— begin Input records —
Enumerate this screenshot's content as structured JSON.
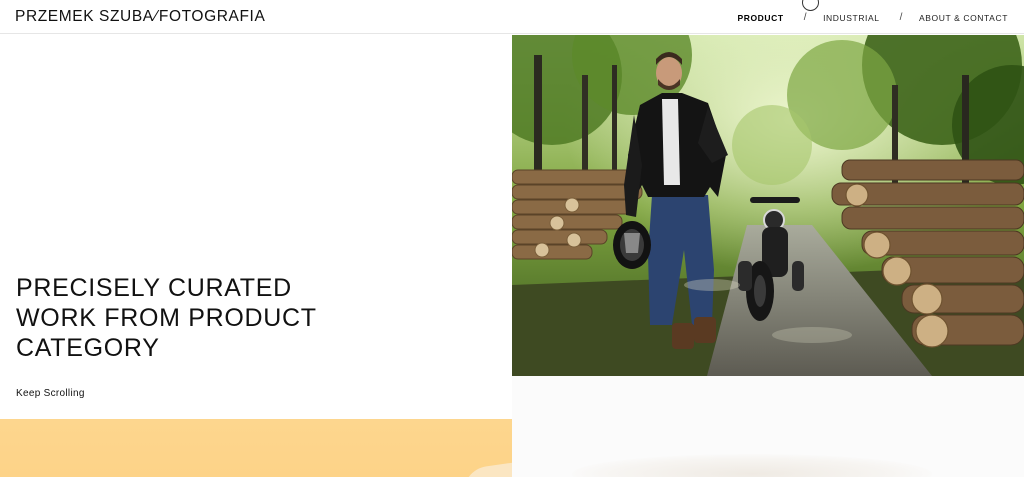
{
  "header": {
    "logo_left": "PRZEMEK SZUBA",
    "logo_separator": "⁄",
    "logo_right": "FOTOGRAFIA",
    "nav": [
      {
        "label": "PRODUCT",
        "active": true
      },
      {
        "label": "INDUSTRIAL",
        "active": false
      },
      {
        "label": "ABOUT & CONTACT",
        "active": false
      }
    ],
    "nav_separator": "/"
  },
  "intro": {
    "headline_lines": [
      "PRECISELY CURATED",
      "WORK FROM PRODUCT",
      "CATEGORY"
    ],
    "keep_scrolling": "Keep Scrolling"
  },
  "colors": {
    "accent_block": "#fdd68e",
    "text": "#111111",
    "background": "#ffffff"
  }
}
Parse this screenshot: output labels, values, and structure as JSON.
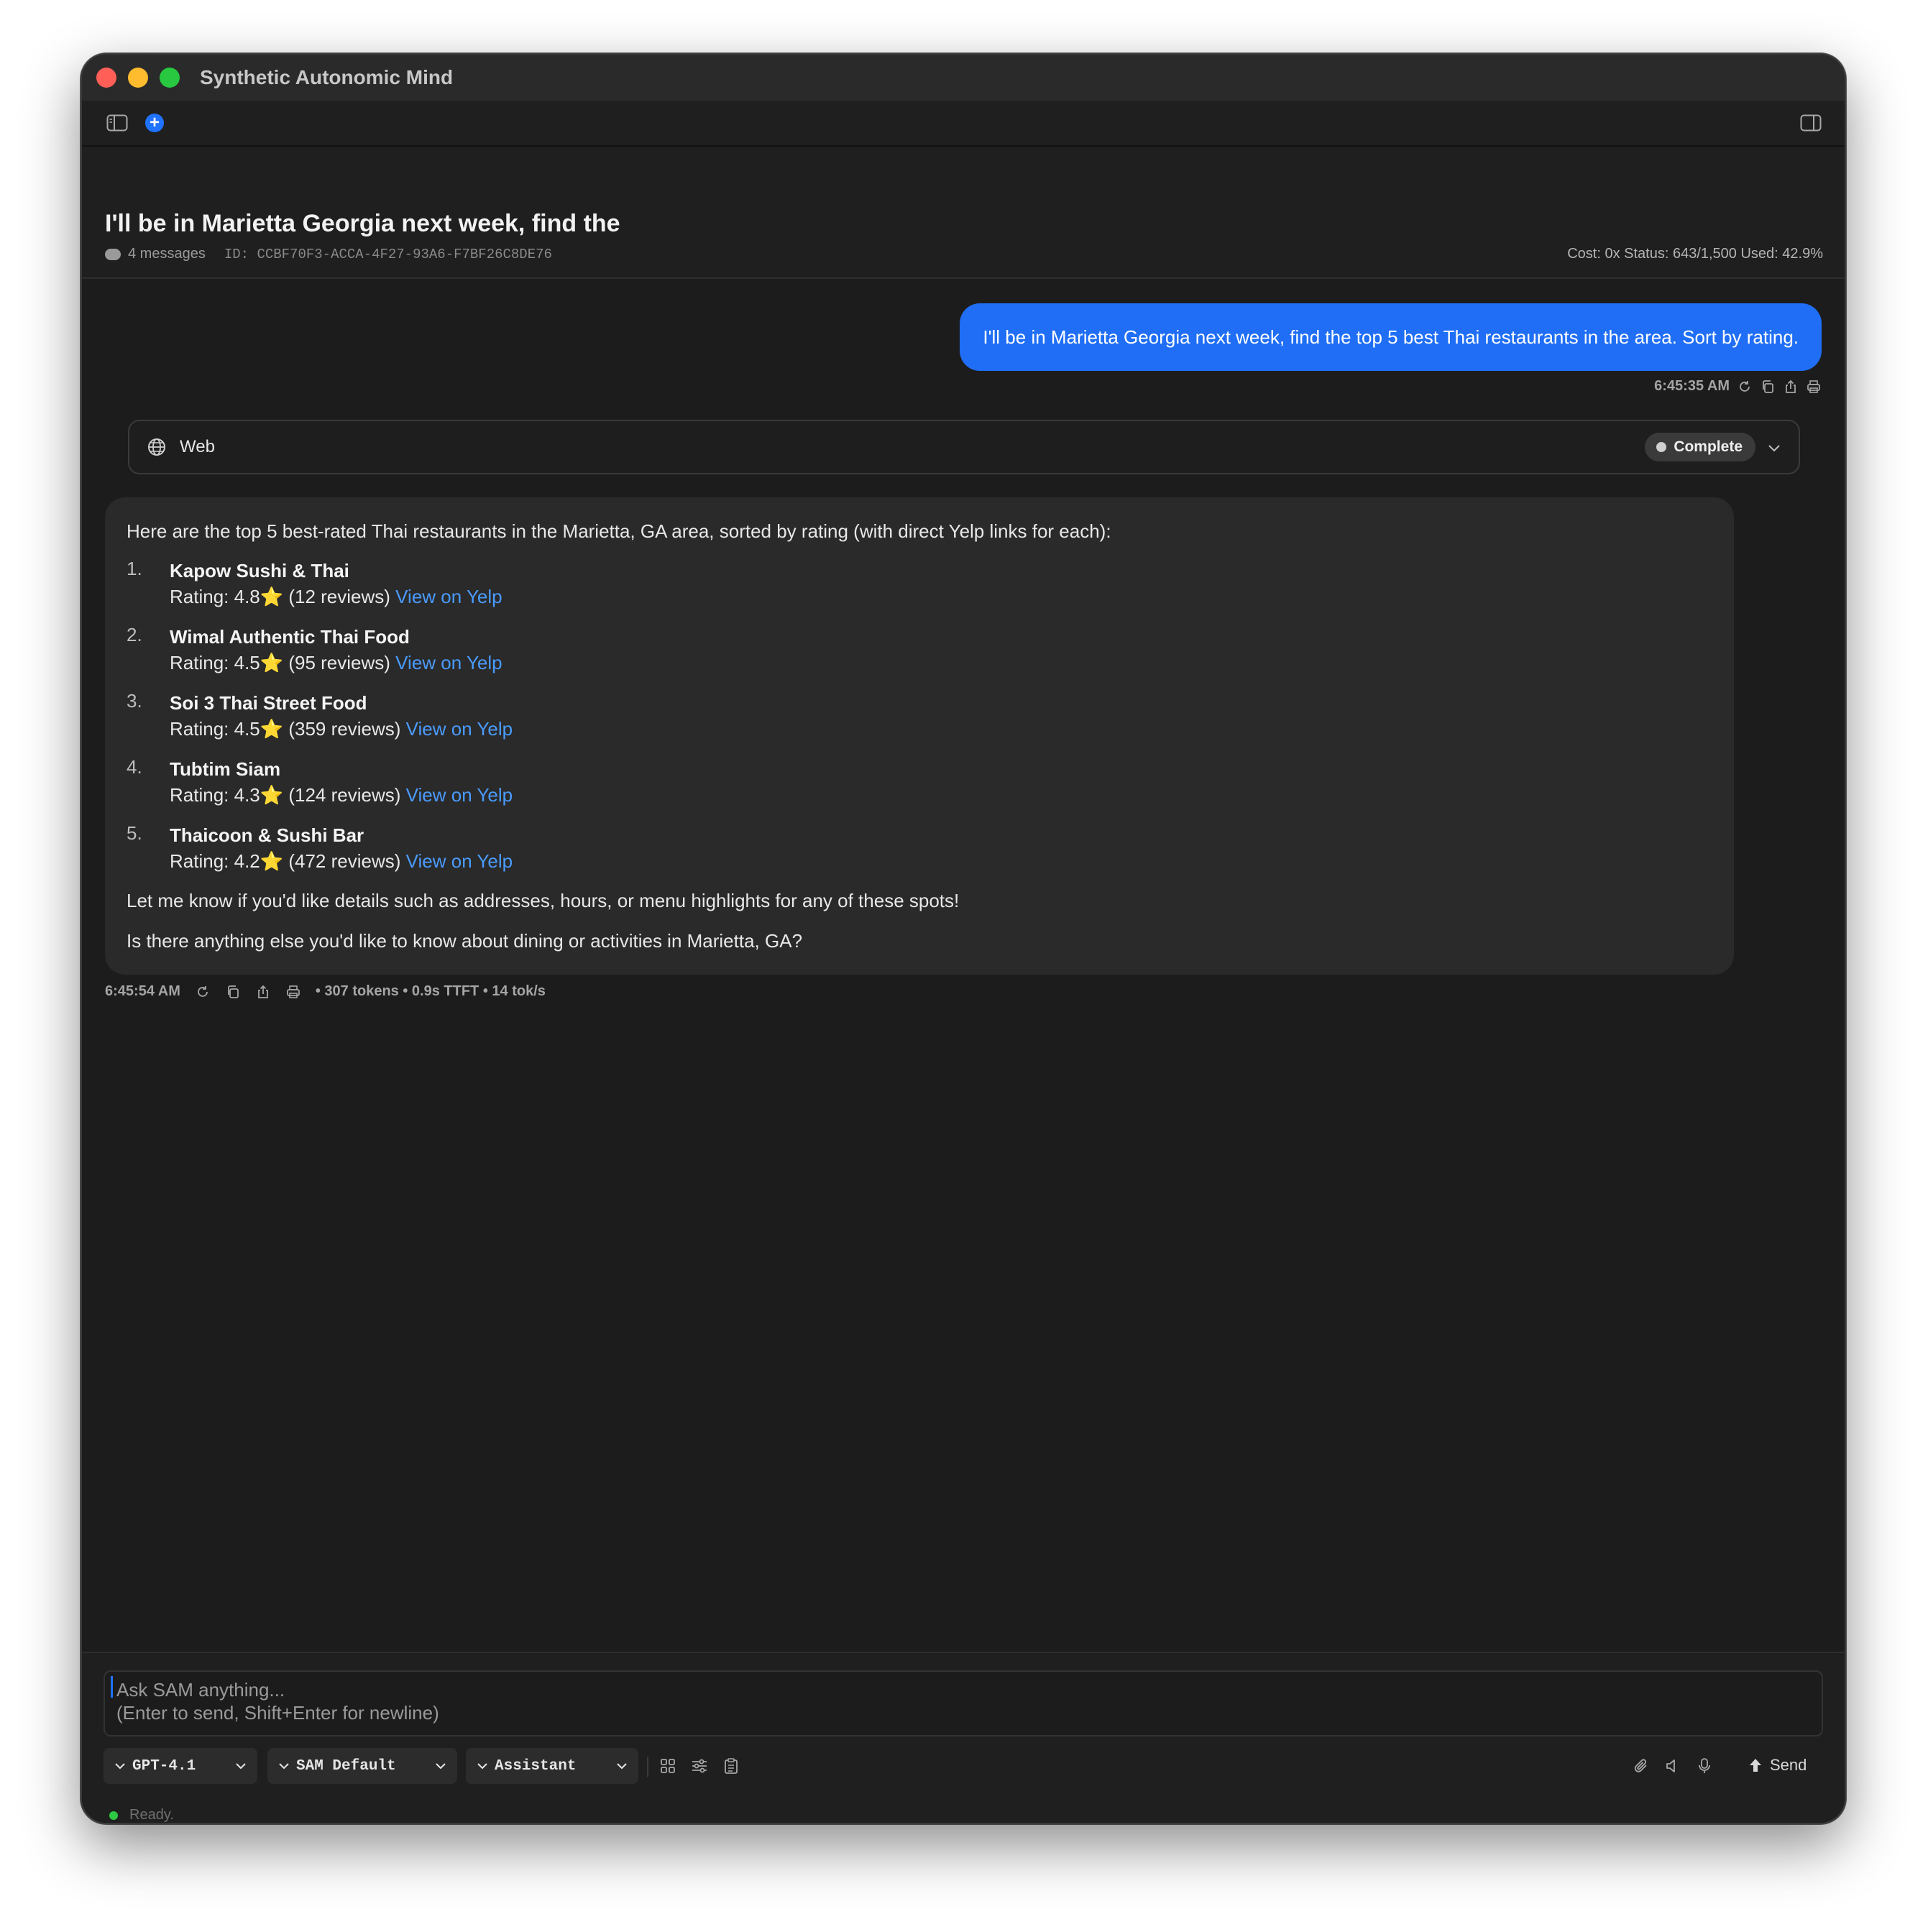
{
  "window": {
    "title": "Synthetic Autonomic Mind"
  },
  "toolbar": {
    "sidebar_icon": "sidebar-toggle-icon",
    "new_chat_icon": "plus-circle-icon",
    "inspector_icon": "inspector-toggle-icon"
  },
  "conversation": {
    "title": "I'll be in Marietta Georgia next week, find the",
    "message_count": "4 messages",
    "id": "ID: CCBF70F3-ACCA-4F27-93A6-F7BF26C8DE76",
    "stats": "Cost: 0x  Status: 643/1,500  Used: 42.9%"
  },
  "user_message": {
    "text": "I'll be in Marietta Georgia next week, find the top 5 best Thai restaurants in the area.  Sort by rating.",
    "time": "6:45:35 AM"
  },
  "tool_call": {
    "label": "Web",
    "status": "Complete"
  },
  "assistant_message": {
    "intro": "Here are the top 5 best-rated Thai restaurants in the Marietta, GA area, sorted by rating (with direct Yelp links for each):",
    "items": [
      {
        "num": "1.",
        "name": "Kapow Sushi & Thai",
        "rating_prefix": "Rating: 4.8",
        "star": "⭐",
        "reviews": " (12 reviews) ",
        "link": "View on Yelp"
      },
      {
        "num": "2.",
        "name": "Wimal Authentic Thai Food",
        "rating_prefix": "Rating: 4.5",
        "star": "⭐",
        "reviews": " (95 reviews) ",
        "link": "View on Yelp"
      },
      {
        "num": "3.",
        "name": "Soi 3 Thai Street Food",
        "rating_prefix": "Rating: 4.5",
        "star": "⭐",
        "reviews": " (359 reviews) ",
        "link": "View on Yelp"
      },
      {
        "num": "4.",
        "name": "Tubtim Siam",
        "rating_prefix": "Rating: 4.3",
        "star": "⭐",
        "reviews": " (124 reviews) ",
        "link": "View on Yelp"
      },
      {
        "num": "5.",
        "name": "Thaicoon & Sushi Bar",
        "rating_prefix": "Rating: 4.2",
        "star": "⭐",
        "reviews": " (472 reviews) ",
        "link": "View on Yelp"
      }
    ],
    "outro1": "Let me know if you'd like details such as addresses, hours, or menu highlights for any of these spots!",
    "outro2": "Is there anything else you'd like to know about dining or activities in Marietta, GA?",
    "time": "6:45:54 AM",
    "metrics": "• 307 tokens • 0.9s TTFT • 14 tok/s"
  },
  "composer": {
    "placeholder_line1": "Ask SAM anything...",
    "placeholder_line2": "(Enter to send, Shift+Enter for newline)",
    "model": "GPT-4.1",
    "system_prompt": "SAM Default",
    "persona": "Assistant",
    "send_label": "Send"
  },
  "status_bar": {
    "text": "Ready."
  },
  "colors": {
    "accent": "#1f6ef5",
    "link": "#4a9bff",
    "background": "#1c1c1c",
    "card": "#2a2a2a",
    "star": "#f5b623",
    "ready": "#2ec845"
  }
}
— end Input records —
*Task to carry out*. Pictures are excluded; copy all other data exactly as shown.

*Output of the task*.
Enumerate this screenshot's content as structured JSON.
{
  "header": {
    "logo_left": "PRZEMEK SZUBA",
    "logo_separator": "⁄",
    "logo_right": "FOTOGRAFIA",
    "nav": [
      {
        "label": "PRODUCT",
        "active": true
      },
      {
        "label": "INDUSTRIAL",
        "active": false
      },
      {
        "label": "ABOUT & CONTACT",
        "active": false
      }
    ],
    "nav_separator": "/"
  },
  "intro": {
    "headline_lines": [
      "PRECISELY CURATED",
      "WORK FROM PRODUCT",
      "CATEGORY"
    ],
    "keep_scrolling": "Keep Scrolling"
  },
  "colors": {
    "accent_block": "#fdd68e",
    "text": "#111111",
    "background": "#ffffff"
  }
}
Parse this screenshot: output labels, values, and structure as JSON.
{
  "window": {
    "title": "Synthetic Autonomic Mind"
  },
  "toolbar": {
    "sidebar_icon": "sidebar-toggle-icon",
    "new_chat_icon": "plus-circle-icon",
    "inspector_icon": "inspector-toggle-icon"
  },
  "conversation": {
    "title": "I'll be in Marietta Georgia next week, find the",
    "message_count": "4 messages",
    "id": "ID: CCBF70F3-ACCA-4F27-93A6-F7BF26C8DE76",
    "stats": "Cost: 0x  Status: 643/1,500  Used: 42.9%"
  },
  "user_message": {
    "text": "I'll be in Marietta Georgia next week, find the top 5 best Thai restaurants in the area.  Sort by rating.",
    "time": "6:45:35 AM"
  },
  "tool_call": {
    "label": "Web",
    "status": "Complete"
  },
  "assistant_message": {
    "intro": "Here are the top 5 best-rated Thai restaurants in the Marietta, GA area, sorted by rating (with direct Yelp links for each):",
    "items": [
      {
        "num": "1.",
        "name": "Kapow Sushi & Thai",
        "rating_prefix": "Rating: 4.8",
        "star": "⭐",
        "reviews": " (12 reviews) ",
        "link": "View on Yelp"
      },
      {
        "num": "2.",
        "name": "Wimal Authentic Thai Food",
        "rating_prefix": "Rating: 4.5",
        "star": "⭐",
        "reviews": " (95 reviews) ",
        "link": "View on Yelp"
      },
      {
        "num": "3.",
        "name": "Soi 3 Thai Street Food",
        "rating_prefix": "Rating: 4.5",
        "star": "⭐",
        "reviews": " (359 reviews) ",
        "link": "View on Yelp"
      },
      {
        "num": "4.",
        "name": "Tubtim Siam",
        "rating_prefix": "Rating: 4.3",
        "star": "⭐",
        "reviews": " (124 reviews) ",
        "link": "View on Yelp"
      },
      {
        "num": "5.",
        "name": "Thaicoon & Sushi Bar",
        "rating_prefix": "Rating: 4.2",
        "star": "⭐",
        "reviews": " (472 reviews) ",
        "link": "View on Yelp"
      }
    ],
    "outro1": "Let me know if you'd like details such as addresses, hours, or menu highlights for any of these spots!",
    "outro2": "Is there anything else you'd like to know about dining or activities in Marietta, GA?",
    "time": "6:45:54 AM",
    "metrics": "• 307 tokens • 0.9s TTFT • 14 tok/s"
  },
  "composer": {
    "placeholder_line1": "Ask SAM anything...",
    "placeholder_line2": "(Enter to send, Shift+Enter for newline)",
    "model": "GPT-4.1",
    "system_prompt": "SAM Default",
    "persona": "Assistant",
    "send_label": "Send"
  },
  "status_bar": {
    "text": "Ready."
  },
  "colors": {
    "accent": "#1f6ef5",
    "link": "#4a9bff",
    "background": "#1c1c1c",
    "card": "#2a2a2a",
    "star": "#f5b623",
    "ready": "#2ec845"
  }
}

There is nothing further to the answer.